* **RECORDS PROVIDED**
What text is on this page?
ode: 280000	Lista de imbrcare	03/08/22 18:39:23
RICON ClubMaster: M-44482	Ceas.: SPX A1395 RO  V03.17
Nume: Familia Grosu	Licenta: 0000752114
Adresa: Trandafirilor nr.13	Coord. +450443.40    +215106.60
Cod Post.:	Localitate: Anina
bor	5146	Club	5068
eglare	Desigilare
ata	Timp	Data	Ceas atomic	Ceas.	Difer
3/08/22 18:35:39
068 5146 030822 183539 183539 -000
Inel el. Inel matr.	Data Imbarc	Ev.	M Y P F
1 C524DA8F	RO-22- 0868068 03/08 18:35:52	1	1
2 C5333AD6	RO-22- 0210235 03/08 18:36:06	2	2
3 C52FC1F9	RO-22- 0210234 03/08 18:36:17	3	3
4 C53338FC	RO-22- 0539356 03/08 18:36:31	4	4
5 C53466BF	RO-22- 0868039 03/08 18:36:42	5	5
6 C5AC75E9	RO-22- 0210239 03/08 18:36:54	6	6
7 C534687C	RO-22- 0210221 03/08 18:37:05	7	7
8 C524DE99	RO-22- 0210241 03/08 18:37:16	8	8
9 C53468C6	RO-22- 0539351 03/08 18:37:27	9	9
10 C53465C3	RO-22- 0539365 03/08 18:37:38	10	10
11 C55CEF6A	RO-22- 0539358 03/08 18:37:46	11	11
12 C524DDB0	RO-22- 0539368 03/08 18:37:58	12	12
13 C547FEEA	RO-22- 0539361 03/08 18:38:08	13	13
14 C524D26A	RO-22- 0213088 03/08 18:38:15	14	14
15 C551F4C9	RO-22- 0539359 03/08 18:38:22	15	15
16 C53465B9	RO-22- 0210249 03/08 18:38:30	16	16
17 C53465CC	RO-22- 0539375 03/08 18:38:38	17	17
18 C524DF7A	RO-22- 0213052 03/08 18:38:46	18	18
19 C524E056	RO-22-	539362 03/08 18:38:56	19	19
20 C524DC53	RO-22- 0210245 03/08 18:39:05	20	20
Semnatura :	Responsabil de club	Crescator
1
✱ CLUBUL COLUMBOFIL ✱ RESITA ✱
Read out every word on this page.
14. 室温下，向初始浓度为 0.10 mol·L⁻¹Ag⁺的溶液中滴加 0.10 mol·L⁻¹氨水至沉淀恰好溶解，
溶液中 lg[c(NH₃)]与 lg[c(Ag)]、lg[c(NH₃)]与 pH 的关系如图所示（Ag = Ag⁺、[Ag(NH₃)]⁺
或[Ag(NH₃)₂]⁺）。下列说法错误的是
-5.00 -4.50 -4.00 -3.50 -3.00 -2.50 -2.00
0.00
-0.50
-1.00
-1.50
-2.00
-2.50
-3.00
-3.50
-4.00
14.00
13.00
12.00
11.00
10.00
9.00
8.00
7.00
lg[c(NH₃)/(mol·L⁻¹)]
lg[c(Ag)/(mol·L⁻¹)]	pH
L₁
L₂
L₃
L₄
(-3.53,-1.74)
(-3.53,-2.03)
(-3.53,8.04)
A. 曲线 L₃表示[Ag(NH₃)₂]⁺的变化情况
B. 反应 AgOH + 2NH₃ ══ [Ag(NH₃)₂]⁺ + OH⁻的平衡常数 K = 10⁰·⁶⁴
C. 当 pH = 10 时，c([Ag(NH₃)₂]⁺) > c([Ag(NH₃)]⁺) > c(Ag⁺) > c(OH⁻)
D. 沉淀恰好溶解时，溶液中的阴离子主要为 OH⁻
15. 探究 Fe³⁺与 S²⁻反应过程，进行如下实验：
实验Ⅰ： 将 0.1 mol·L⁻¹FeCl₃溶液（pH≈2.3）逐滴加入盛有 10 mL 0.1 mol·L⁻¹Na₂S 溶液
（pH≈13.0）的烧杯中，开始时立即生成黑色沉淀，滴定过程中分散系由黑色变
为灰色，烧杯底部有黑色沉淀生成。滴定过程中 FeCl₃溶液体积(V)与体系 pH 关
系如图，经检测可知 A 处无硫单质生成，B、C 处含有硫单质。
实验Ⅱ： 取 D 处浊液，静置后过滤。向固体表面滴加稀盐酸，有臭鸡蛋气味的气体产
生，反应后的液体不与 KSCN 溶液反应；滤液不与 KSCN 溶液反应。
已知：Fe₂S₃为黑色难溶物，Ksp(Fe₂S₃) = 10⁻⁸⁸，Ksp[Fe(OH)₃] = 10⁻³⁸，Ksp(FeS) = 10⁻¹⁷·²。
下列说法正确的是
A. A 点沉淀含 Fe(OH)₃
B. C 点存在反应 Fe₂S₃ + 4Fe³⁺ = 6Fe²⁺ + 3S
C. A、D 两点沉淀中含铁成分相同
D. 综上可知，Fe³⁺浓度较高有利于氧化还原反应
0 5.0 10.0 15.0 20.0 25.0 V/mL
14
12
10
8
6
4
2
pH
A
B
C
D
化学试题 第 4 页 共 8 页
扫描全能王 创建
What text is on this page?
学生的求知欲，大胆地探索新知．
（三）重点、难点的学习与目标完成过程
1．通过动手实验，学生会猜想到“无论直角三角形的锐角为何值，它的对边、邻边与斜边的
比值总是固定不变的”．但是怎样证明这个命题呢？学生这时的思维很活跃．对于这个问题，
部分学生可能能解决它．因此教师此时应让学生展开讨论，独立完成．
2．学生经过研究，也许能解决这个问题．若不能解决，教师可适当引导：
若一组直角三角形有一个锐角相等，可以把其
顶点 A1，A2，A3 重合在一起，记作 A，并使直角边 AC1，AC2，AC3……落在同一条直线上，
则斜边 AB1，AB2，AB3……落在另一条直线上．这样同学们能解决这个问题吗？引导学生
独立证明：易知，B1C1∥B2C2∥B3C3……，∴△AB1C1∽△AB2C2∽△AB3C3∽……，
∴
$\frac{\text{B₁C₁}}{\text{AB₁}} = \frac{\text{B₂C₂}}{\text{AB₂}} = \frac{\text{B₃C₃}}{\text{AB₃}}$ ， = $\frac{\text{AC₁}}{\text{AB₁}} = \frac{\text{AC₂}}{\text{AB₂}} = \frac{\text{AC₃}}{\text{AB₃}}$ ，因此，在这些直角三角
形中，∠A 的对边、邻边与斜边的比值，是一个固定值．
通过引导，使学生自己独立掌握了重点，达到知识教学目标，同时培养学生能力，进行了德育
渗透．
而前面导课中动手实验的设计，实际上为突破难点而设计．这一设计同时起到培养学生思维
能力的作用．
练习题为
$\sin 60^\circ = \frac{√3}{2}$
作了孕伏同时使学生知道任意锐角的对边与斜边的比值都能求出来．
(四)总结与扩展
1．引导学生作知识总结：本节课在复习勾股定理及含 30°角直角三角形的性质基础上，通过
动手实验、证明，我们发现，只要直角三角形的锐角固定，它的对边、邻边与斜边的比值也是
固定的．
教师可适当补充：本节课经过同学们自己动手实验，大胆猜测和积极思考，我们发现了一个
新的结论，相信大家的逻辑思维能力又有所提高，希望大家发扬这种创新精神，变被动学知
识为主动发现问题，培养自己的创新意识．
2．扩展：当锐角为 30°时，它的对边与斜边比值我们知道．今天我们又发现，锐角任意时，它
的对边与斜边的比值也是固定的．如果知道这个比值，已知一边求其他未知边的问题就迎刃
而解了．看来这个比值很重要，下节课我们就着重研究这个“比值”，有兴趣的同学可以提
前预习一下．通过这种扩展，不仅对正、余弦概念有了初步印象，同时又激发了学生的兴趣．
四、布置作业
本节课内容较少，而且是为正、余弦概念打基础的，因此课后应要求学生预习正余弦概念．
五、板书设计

* **WHAT YOU HAVE TO DO**
Extract, from the listing above, every line where the string "frac" occurs.

* **WORKED SOLUTION**
$\frac{\text{B₁C₁}}{\text{AB₁}} = \frac{\text{B₂C₂}}{\text{AB₂}} = \frac{\text{B₃C₃}}{\text{AB₃}}$ ， = $\frac{\text{AC₁}}{\text{AB₁}} = \frac{\text{AC₂}}{\text{AB₂}} = \frac{\text{AC₃}}{\text{AB₃}}$ ，因此，在这些直角三角
$\sin 60^\circ = \frac{√3}{2}$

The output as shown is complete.